Recorded data:
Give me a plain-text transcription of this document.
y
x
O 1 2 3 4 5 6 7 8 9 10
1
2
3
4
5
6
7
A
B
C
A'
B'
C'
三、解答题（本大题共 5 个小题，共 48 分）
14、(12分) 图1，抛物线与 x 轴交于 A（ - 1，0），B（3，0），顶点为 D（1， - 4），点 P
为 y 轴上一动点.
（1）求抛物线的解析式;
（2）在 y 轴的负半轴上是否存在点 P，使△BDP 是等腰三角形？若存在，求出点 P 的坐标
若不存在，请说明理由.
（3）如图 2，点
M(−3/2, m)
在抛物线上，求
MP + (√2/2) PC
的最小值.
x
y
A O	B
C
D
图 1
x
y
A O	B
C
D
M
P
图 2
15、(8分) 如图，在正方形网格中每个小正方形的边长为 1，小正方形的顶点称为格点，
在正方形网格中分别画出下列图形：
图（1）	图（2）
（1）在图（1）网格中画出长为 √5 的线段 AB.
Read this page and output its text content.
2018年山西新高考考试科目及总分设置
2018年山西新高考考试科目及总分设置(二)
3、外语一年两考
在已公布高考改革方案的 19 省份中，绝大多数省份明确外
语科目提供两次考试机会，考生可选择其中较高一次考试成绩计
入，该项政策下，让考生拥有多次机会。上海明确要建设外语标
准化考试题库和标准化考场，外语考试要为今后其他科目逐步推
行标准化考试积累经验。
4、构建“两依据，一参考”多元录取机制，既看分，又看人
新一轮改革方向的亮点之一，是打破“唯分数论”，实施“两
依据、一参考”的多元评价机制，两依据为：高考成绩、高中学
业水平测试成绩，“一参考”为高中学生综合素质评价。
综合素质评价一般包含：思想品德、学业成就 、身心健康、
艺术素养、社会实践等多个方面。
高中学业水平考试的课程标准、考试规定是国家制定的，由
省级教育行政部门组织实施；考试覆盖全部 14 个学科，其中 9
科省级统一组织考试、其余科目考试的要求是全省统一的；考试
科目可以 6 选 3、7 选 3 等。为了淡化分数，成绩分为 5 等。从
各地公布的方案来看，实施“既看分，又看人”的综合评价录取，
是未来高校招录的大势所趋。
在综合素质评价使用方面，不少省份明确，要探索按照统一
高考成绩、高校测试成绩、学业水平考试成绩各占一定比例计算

To be done:
Extract every record. Keep wording exact.

Finished task:
Give me a plain-text transcription of this document.
y
x
O 1 2 3 4 5 6 7 8 9 10
1
2
3
4
5
6
7
A
B
C
A'
B'
C'
三、解答题（本大题共 5 个小题，共 48 分）
14、(12分) 图1，抛物线与 x 轴交于 A（ - 1，0），B（3，0），顶点为 D（1， - 4），点 P
为 y 轴上一动点.
（1）求抛物线的解析式;
（2）在 y 轴的负半轴上是否存在点 P，使△BDP 是等腰三角形？若存在，求出点 P 的坐标
若不存在，请说明理由.
（3）如图 2，点
M(−3/2, m)
在抛物线上，求
MP + (√2/2) PC
的最小值.
x
y
A O	B
C
D
图 1
x
y
A O	B
C
D
M
P
图 2
15、(8分) 如图，在正方形网格中每个小正方形的边长为 1，小正方形的顶点称为格点，
在正方形网格中分别画出下列图形：
图（1）	图（2）
（1）在图（1）网格中画出长为 √5 的线段 AB.
Read this page and output its text content.
2018年山西新高考考试科目及总分设置
2018年山西新高考考试科目及总分设置(二)
3、外语一年两考
在已公布高考改革方案的 19 省份中，绝大多数省份明确外
语科目提供两次考试机会，考生可选择其中较高一次考试成绩计
入，该项政策下，让考生拥有多次机会。上海明确要建设外语标
准化考试题库和标准化考场，外语考试要为今后其他科目逐步推
行标准化考试积累经验。
4、构建“两依据，一参考”多元录取机制，既看分，又看人
新一轮改革方向的亮点之一，是打破“唯分数论”，实施“两
依据、一参考”的多元评价机制，两依据为：高考成绩、高中学
业水平测试成绩，“一参考”为高中学生综合素质评价。
综合素质评价一般包含：思想品德、学业成就 、身心健康、
艺术素养、社会实践等多个方面。
高中学业水平考试的课程标准、考试规定是国家制定的，由
省级教育行政部门组织实施；考试覆盖全部 14 个学科，其中 9
科省级统一组织考试、其余科目考试的要求是全省统一的；考试
科目可以 6 选 3、7 选 3 等。为了淡化分数，成绩分为 5 等。从
各地公布的方案来看，实施“既看分，又看人”的综合评价录取，
是未来高校招录的大势所趋。
在综合素质评价使用方面，不少省份明确，要探索按照统一
高考成绩、高校测试成绩、学业水平考试成绩各占一定比例计算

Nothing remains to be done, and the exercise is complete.